→ **What to work on**: Could you copy every line from the material below in which "backlight" appears?

Extracted data entries:

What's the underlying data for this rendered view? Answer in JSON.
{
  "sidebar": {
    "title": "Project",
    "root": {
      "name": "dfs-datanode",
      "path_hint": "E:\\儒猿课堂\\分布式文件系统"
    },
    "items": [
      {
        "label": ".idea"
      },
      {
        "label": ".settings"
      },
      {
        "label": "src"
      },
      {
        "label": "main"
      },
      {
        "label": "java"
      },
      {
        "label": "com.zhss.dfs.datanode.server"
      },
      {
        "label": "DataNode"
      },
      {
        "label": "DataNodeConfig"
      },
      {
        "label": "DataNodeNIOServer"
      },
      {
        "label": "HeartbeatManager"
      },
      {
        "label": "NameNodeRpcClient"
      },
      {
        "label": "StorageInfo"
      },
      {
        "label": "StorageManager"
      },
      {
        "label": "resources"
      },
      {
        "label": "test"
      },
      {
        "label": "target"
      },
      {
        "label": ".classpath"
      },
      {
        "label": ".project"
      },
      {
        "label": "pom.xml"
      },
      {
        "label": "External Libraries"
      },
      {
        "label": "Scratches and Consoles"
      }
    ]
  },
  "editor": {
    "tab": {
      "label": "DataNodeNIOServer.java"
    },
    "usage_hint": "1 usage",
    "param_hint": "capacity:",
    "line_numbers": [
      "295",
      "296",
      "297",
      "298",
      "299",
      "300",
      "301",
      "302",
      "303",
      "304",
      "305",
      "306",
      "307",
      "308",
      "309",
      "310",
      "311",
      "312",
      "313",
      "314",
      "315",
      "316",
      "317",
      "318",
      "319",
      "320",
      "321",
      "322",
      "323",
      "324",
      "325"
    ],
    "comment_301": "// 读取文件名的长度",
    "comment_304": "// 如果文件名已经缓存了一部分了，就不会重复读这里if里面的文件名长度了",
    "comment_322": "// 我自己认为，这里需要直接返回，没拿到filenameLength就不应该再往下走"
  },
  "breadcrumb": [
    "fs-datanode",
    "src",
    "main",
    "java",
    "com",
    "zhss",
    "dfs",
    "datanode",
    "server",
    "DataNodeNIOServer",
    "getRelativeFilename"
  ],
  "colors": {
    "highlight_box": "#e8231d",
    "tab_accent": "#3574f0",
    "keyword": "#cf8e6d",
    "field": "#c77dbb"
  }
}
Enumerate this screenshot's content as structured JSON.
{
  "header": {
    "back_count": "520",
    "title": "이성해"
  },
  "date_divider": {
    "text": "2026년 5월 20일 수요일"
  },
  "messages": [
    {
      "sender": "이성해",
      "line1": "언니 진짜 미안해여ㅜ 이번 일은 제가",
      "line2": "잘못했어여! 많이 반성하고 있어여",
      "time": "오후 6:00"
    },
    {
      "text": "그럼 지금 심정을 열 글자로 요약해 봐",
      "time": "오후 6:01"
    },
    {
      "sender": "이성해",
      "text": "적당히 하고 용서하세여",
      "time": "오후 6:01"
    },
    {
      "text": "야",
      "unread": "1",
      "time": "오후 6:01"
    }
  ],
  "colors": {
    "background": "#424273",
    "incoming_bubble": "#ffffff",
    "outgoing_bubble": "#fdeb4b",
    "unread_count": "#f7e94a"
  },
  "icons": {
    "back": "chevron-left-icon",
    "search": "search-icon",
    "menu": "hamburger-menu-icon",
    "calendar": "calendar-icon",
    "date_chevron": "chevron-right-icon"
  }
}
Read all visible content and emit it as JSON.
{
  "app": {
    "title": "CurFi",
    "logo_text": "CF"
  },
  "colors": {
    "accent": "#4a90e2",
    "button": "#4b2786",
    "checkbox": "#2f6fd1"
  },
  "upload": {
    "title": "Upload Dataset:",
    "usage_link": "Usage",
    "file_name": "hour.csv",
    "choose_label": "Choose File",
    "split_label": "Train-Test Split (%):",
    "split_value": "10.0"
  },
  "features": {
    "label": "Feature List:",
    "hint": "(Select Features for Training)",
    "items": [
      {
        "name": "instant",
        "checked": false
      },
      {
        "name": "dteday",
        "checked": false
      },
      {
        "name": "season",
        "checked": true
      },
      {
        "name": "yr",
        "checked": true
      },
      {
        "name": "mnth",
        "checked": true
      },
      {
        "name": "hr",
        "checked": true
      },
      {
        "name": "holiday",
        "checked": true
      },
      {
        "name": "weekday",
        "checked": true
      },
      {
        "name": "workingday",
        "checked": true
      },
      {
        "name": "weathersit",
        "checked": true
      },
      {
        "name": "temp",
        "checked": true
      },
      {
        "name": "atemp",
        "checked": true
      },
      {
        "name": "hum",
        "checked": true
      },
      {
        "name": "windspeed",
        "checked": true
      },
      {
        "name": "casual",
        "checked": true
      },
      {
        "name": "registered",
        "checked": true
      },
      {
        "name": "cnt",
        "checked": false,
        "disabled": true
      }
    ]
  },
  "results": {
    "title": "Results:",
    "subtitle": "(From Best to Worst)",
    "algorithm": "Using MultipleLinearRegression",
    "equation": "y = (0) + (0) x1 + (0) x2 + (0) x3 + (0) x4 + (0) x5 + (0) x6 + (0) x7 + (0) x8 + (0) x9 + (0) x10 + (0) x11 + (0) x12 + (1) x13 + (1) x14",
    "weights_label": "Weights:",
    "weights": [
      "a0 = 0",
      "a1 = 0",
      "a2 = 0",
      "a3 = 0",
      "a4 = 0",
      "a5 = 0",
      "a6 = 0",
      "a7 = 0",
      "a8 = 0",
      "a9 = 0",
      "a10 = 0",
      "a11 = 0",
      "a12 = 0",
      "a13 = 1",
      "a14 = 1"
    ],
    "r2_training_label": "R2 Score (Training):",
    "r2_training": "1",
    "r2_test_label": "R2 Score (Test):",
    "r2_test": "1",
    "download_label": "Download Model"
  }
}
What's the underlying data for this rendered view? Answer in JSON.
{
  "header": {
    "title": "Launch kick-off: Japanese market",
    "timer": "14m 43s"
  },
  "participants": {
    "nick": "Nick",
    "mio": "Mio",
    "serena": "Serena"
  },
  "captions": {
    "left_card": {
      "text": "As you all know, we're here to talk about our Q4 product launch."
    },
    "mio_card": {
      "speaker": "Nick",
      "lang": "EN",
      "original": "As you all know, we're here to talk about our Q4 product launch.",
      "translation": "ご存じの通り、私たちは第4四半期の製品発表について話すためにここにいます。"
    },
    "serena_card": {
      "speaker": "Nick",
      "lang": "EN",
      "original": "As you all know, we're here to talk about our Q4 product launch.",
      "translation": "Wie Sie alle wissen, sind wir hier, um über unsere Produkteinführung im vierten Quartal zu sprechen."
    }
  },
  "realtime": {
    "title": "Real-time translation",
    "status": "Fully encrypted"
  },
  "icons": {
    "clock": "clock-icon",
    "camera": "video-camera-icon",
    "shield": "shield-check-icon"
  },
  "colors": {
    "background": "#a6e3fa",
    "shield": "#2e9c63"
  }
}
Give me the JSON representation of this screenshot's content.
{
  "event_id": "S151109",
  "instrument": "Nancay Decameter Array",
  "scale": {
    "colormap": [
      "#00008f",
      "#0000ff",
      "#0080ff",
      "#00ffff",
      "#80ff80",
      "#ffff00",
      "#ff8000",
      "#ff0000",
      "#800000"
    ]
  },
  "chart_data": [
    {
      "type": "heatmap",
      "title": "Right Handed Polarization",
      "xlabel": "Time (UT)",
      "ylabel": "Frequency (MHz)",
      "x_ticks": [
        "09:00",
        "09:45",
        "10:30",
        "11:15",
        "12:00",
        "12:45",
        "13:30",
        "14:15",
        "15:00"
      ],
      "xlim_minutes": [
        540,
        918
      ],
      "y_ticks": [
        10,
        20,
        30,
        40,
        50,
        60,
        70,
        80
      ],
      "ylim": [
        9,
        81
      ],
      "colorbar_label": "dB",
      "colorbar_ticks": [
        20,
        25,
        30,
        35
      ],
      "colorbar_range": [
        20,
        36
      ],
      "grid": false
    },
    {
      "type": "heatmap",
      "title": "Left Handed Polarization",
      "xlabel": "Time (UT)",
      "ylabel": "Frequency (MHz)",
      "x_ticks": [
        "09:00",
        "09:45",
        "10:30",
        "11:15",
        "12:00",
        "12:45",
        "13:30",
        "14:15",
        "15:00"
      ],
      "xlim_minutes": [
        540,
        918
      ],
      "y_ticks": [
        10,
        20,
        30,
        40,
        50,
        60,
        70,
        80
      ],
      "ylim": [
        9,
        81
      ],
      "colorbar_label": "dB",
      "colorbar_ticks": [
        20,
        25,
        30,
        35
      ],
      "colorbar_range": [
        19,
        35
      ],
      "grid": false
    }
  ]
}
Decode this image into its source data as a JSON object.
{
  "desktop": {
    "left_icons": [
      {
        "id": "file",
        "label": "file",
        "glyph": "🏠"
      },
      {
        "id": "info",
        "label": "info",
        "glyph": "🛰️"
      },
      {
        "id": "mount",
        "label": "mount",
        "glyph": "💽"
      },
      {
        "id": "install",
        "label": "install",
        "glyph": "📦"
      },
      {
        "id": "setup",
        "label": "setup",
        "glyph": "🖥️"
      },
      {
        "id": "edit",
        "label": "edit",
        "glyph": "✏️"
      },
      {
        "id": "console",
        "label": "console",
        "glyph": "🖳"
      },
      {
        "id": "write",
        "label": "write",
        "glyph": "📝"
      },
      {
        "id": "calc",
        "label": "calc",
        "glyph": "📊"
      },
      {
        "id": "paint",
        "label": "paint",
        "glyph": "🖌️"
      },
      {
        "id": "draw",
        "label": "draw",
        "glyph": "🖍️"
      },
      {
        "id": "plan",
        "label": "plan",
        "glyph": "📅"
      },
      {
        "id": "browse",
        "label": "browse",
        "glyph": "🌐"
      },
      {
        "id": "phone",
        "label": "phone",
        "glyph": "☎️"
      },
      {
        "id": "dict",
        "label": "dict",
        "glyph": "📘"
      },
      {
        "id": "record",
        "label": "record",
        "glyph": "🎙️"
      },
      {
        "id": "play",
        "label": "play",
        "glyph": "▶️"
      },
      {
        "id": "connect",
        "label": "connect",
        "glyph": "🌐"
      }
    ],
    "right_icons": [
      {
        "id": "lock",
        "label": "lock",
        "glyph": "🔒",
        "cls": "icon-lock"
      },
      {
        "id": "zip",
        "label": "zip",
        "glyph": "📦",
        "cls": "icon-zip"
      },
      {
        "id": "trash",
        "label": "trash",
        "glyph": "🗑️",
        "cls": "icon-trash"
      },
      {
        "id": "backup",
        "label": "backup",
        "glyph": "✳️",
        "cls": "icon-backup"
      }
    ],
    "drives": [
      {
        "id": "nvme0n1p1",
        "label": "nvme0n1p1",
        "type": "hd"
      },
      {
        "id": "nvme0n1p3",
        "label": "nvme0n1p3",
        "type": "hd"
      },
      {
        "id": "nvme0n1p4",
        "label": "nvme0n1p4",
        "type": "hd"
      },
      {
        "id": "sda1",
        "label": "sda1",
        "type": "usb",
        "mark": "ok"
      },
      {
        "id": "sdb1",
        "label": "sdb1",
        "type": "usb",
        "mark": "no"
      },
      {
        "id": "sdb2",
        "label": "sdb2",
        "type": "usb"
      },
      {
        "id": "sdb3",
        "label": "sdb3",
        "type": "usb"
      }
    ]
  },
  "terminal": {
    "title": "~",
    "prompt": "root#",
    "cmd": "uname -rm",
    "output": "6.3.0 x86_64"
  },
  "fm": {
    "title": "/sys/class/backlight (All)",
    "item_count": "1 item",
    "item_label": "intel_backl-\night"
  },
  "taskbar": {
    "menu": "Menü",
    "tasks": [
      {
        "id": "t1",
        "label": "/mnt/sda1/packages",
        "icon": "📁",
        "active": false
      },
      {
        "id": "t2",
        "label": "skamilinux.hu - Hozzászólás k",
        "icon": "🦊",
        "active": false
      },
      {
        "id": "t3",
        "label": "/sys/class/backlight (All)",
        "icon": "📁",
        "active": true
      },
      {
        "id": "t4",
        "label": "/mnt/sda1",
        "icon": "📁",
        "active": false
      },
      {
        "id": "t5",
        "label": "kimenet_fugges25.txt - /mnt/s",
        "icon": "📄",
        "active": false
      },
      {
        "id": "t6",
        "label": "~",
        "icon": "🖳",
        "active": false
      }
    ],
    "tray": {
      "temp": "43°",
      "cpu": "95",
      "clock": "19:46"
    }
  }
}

→ **Reply**:
    "title": "/sys/class/backlight (All)",
        "label": "/sys/class/backlight (All)",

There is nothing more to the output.